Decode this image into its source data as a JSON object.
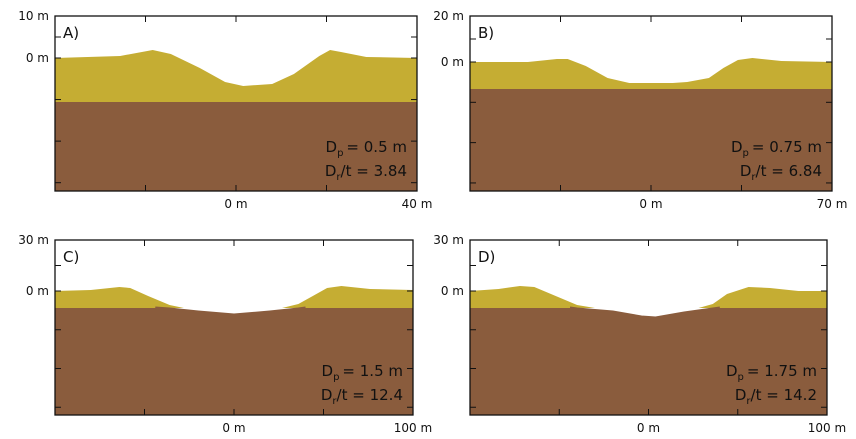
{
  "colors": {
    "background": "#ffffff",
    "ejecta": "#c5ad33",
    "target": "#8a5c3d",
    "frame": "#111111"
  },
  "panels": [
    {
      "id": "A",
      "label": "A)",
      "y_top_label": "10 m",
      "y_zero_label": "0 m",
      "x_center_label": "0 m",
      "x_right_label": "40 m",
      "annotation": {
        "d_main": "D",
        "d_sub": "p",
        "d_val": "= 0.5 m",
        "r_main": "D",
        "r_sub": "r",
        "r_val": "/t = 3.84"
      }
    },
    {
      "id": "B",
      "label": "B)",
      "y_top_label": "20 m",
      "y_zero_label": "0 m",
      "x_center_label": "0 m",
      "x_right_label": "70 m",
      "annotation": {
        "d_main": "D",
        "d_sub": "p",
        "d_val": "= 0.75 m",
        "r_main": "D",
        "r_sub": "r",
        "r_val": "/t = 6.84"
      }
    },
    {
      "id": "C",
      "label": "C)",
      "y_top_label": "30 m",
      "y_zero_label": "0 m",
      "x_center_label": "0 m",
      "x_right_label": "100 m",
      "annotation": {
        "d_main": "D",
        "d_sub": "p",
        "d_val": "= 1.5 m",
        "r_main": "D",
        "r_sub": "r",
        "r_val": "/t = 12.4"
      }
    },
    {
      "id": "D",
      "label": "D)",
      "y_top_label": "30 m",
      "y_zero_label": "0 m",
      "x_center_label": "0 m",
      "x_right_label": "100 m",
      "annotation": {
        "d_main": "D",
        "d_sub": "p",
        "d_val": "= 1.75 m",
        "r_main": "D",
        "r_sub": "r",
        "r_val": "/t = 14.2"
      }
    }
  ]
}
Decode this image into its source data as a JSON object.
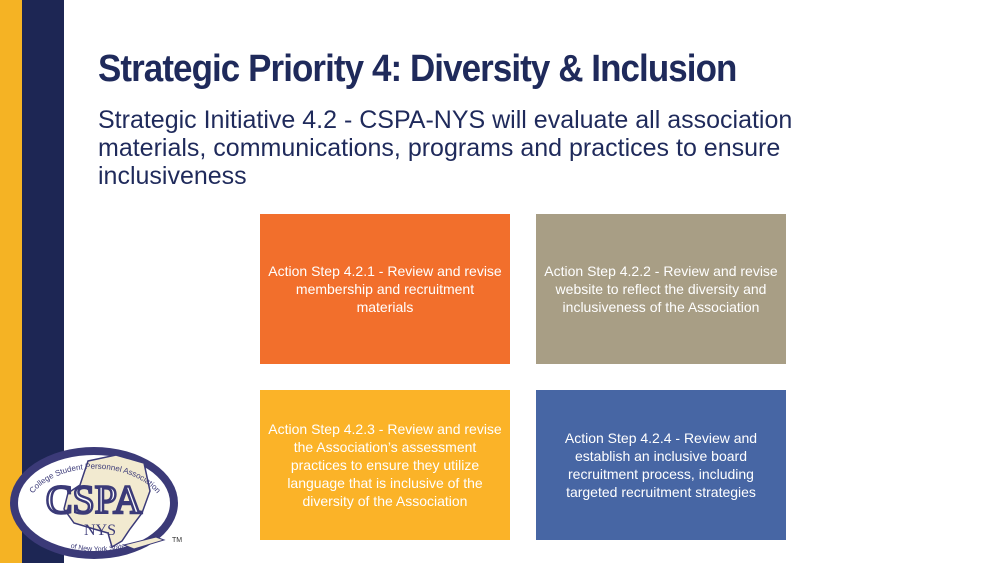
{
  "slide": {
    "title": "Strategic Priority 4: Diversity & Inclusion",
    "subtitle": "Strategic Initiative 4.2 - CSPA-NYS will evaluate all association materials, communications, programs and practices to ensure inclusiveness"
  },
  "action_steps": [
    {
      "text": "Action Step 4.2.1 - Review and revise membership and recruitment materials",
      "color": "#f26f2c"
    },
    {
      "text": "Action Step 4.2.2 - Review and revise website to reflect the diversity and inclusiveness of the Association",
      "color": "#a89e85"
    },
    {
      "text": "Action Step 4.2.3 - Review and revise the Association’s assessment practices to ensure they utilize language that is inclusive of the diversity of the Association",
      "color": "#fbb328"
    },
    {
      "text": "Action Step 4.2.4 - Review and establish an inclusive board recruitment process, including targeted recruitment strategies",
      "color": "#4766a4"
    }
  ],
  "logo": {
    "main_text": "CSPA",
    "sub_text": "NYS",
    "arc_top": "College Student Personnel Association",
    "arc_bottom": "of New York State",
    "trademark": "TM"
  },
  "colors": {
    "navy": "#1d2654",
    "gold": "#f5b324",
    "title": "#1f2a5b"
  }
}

───

# [Directive]
Copy every line from the records above that contains the word "ensure".

# [Answer to this exercise]
    "subtitle": "Strategic Initiative 4.2 - CSPA-NYS will evaluate all association materials, communications, programs and practices to ensure inclusiveness"
      "text": "Action Step 4.2.3 - Review and revise the Association’s assessment practices to ensure they utilize language that is inclusive of the diversity of the Association",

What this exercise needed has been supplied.